** start SUPPLIED MATERIAL **

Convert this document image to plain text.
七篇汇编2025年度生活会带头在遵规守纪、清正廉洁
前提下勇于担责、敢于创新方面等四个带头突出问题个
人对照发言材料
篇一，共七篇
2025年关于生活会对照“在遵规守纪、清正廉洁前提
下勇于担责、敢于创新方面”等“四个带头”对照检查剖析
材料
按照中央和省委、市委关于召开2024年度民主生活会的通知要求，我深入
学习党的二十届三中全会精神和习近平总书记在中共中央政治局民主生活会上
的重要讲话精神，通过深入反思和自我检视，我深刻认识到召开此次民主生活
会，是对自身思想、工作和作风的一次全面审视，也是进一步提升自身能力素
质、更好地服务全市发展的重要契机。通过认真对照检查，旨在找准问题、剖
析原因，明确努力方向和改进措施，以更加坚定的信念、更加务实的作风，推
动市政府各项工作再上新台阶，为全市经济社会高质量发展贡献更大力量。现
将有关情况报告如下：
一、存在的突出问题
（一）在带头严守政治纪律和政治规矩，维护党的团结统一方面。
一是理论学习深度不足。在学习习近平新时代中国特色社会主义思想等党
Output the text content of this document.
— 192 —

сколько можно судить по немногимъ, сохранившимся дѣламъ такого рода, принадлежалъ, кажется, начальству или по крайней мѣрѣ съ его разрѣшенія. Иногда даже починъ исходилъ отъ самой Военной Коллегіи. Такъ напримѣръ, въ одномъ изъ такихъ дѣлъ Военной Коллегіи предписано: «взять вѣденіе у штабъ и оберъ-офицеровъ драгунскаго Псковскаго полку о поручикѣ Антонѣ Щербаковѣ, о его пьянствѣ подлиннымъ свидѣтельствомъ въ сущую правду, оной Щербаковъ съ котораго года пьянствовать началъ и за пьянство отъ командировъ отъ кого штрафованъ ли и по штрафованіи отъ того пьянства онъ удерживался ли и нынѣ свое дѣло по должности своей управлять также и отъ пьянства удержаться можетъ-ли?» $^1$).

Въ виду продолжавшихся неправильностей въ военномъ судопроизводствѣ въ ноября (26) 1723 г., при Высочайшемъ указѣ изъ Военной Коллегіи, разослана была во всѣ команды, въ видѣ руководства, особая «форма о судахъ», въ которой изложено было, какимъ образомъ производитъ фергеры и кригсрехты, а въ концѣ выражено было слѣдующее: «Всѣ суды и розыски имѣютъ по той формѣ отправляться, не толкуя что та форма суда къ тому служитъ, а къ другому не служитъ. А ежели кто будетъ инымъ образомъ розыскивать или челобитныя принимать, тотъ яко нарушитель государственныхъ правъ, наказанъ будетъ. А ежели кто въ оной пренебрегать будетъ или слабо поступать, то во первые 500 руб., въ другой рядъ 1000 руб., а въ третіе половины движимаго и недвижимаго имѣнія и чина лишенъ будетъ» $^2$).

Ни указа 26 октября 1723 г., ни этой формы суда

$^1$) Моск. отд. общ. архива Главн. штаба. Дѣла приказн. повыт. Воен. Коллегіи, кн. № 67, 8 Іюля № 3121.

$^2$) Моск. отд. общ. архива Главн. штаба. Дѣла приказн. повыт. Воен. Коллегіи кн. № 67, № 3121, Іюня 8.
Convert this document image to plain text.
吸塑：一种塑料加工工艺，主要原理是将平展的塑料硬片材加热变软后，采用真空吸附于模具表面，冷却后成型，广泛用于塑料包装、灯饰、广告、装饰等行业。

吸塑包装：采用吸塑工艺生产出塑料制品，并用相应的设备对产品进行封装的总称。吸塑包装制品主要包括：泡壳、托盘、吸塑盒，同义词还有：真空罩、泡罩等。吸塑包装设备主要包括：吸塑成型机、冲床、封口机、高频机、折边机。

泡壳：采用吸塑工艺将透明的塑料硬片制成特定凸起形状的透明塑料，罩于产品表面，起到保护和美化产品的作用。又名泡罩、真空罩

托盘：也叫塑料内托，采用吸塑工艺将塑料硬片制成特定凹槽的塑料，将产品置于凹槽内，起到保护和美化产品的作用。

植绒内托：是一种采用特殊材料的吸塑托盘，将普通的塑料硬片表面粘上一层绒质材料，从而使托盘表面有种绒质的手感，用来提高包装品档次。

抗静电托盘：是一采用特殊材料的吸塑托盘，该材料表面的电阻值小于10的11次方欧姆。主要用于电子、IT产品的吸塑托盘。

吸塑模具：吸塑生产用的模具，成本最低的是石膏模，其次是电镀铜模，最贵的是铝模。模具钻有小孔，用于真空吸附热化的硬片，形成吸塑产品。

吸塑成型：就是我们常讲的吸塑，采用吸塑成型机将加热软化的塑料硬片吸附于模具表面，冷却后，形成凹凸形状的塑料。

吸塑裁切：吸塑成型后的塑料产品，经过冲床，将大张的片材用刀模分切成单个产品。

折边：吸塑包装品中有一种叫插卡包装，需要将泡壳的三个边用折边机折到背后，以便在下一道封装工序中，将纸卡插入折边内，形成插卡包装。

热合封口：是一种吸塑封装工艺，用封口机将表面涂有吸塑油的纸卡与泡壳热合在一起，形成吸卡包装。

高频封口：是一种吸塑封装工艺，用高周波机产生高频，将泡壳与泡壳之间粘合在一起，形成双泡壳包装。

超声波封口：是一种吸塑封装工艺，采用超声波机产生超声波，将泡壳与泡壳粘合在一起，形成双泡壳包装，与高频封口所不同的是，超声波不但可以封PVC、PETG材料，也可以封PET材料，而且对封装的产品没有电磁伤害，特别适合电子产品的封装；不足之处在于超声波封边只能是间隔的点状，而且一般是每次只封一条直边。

** end SUPPLIED MATERIAL **

TASK PROMPT:
Identify each line holding the string "形成双泡壳包装", and copy it out.

THE REPLY:
高频封口：是一种吸塑封装工艺，用高周波机产生高频，将泡壳与泡壳之间粘合在一起，形成双泡壳包装。
超声波封口：是一种吸塑封装工艺，采用超声波机产生超声波，将泡壳与泡壳粘合在一起，形成双泡壳包装，与高频封口所不同的是，超声波不但可以封PVC、PETG材料，也可以封PET材料，而且对封装的产品没有电磁伤害，特别适合电子产品的封装；不足之处在于超声波封边只能是间隔的点状，而且一般是每次只封一条直边。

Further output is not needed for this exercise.